• _Written problem_
Transcribe all records exactly.

• _Supplied data_
* Begin *

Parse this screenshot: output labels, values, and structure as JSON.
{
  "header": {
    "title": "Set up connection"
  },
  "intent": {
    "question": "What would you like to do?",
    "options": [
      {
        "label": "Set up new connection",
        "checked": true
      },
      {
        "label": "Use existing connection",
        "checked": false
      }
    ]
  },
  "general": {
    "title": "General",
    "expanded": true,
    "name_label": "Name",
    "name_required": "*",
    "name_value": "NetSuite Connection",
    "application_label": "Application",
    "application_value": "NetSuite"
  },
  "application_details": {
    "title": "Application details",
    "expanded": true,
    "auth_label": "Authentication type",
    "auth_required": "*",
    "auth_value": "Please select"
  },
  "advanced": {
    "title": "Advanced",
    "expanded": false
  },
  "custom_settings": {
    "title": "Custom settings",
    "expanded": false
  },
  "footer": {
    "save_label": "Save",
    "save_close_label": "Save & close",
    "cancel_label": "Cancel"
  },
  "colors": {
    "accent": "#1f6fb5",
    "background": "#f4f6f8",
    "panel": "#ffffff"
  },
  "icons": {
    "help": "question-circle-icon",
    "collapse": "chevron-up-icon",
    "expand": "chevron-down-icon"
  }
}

* End *

• _Answer to the problem_
Parse this screenshot: output labels, values, and structure as JSON.
{
  "header": {
    "title": "Set up connection"
  },
  "intent": {
    "question": "What would you like to do?",
    "options": [
      {
        "label": "Set up new connection",
        "checked": true
      },
      {
        "label": "Use existing connection",
        "checked": false
      }
    ]
  },
  "general": {
    "title": "General",
    "expanded": true,
    "name_label": "Name",
    "name_required": "*",
    "name_value": "NetSuite Connection",
    "application_label": "Application",
    "application_value": "NetSuite"
  },
  "application_details": {
    "title": "Application details",
    "expanded": true,
    "auth_label": "Authentication type",
    "auth_required": "*",
    "auth_value": "Please select"
  },
  "advanced": {
    "title": "Advanced",
    "expanded": false
  },
  "custom_settings": {
    "title": "Custom settings",
    "expanded": false
  },
  "footer": {
    "save_label": "Save",
    "save_close_label": "Save & close",
    "cancel_label": "Cancel"
  },
  "colors": {
    "accent": "#1f6fb5",
    "background": "#f4f6f8",
    "panel": "#ffffff"
  },
  "icons": {
    "help": "question-circle-icon",
    "collapse": "chevron-up-icon",
    "expand": "chevron-down-icon"
  }
}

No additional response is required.